## EXERCISE GOAL
Look at the entries below and reproduce them exactly.

------------------------

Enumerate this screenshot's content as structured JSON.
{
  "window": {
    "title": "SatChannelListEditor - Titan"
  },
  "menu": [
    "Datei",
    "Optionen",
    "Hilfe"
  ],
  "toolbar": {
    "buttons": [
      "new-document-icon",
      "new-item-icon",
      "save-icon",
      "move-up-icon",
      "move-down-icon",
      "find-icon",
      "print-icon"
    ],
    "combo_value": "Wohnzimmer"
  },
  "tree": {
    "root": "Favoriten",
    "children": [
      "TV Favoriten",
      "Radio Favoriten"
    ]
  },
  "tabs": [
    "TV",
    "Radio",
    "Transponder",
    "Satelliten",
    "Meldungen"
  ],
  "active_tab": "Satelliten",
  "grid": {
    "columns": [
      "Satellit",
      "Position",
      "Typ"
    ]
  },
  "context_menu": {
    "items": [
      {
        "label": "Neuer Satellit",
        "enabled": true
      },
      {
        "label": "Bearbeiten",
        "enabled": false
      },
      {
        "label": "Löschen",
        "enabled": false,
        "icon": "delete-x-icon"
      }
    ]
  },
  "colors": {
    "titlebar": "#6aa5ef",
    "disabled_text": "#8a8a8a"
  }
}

------------------------

## TASK OUTPUT
Enumerate this screenshot's content as structured JSON.
{
  "window": {
    "title": "SatChannelListEditor - Titan"
  },
  "menu": [
    "Datei",
    "Optionen",
    "Hilfe"
  ],
  "toolbar": {
    "buttons": [
      "new-document-icon",
      "new-item-icon",
      "save-icon",
      "move-up-icon",
      "move-down-icon",
      "find-icon",
      "print-icon"
    ],
    "combo_value": "Wohnzimmer"
  },
  "tree": {
    "root": "Favoriten",
    "children": [
      "TV Favoriten",
      "Radio Favoriten"
    ]
  },
  "tabs": [
    "TV",
    "Radio",
    "Transponder",
    "Satelliten",
    "Meldungen"
  ],
  "active_tab": "Satelliten",
  "grid": {
    "columns": [
      "Satellit",
      "Position",
      "Typ"
    ]
  },
  "context_menu": {
    "items": [
      {
        "label": "Neuer Satellit",
        "enabled": true
      },
      {
        "label": "Bearbeiten",
        "enabled": false
      },
      {
        "label": "Löschen",
        "enabled": false,
        "icon": "delete-x-icon"
      }
    ]
  },
  "colors": {
    "titlebar": "#6aa5ef",
    "disabled_text": "#8a8a8a"
  }
}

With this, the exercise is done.